WORK INSTRUCTIONS
Copy everything in the listing below word for word, apart from any images.

Data entries for graphics

BEGIN

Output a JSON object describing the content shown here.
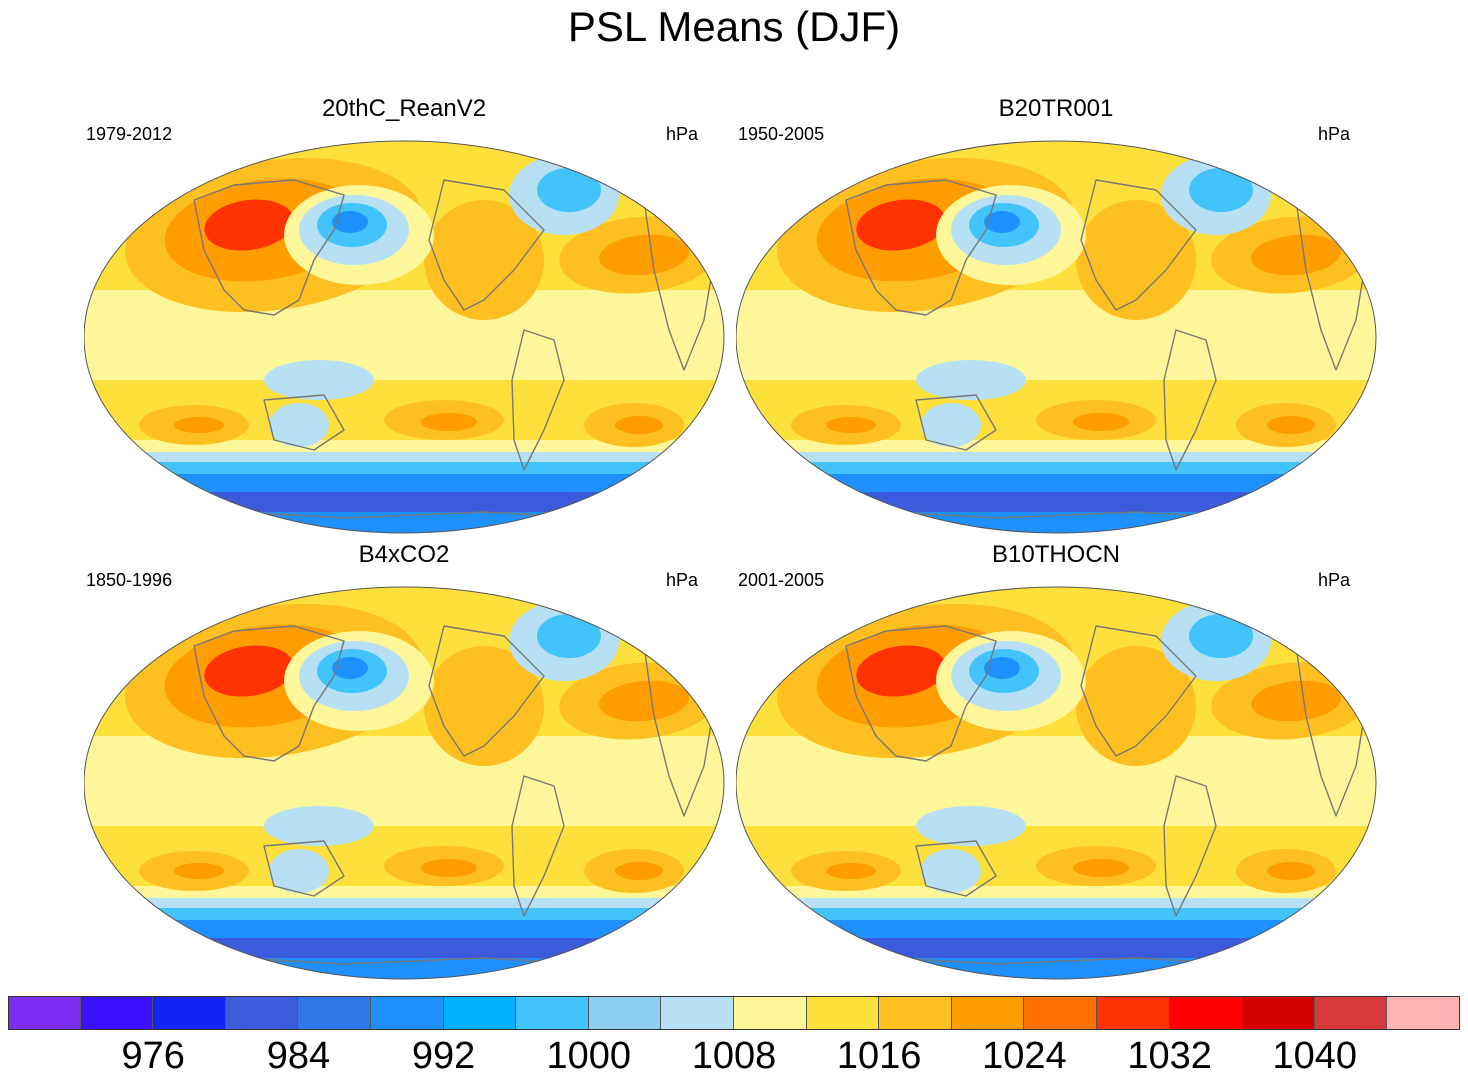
{
  "title": "PSL Means (DJF)",
  "panels": [
    {
      "name": "20thC_ReanV2",
      "period": "1979-2012",
      "units": "hPa"
    },
    {
      "name": "B20TR001",
      "period": "1950-2005",
      "units": "hPa"
    },
    {
      "name": "B4xCO2",
      "period": "1850-1996",
      "units": "hPa"
    },
    {
      "name": "B10THOCN",
      "period": "2001-2005",
      "units": "hPa"
    }
  ],
  "colorbar": {
    "colors": [
      "#7b2cf0",
      "#3a10ff",
      "#1424f2",
      "#3c5adc",
      "#2e78ea",
      "#1e90ff",
      "#00b0ff",
      "#42c4fa",
      "#8ecef0",
      "#b8e0f5",
      "#fef79a",
      "#fee03c",
      "#fec020",
      "#fe9c00",
      "#fe7000",
      "#fe3300",
      "#fe0000",
      "#d60000",
      "#d83a3a",
      "#feb4b4"
    ],
    "labels": [
      "976",
      "984",
      "992",
      "1000",
      "1008",
      "1016",
      "1024",
      "1032",
      "1040"
    ],
    "units": "hPa"
  },
  "field_colors": {
    "equator_yellow": "#fef79a",
    "subtropical_gold": "#fee03c",
    "high_orange": "#fec020",
    "strong_orange": "#fe9c00",
    "siberian_red": "#fe3300",
    "low_light_blue": "#b8e0f5",
    "low_mid_blue": "#42c4fa",
    "low_deep_blue": "#1e90ff",
    "antarctic_blue": "#3c5adc",
    "coast_gray": "#777777"
  }
}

END

WRITTEN SOLUTION
Output a JSON object describing the content shown here.
{
  "title": "PSL Means (DJF)",
  "panels": [
    {
      "name": "20thC_ReanV2",
      "period": "1979-2012",
      "units": "hPa"
    },
    {
      "name": "B20TR001",
      "period": "1950-2005",
      "units": "hPa"
    },
    {
      "name": "B4xCO2",
      "period": "1850-1996",
      "units": "hPa"
    },
    {
      "name": "B10THOCN",
      "period": "2001-2005",
      "units": "hPa"
    }
  ],
  "colorbar": {
    "colors": [
      "#7b2cf0",
      "#3a10ff",
      "#1424f2",
      "#3c5adc",
      "#2e78ea",
      "#1e90ff",
      "#00b0ff",
      "#42c4fa",
      "#8ecef0",
      "#b8e0f5",
      "#fef79a",
      "#fee03c",
      "#fec020",
      "#fe9c00",
      "#fe7000",
      "#fe3300",
      "#fe0000",
      "#d60000",
      "#d83a3a",
      "#feb4b4"
    ],
    "labels": [
      "976",
      "984",
      "992",
      "1000",
      "1008",
      "1016",
      "1024",
      "1032",
      "1040"
    ],
    "units": "hPa"
  },
  "field_colors": {
    "equator_yellow": "#fef79a",
    "subtropical_gold": "#fee03c",
    "high_orange": "#fec020",
    "strong_orange": "#fe9c00",
    "siberian_red": "#fe3300",
    "low_light_blue": "#b8e0f5",
    "low_mid_blue": "#42c4fa",
    "low_deep_blue": "#1e90ff",
    "antarctic_blue": "#3c5adc",
    "coast_gray": "#777777"
  }
}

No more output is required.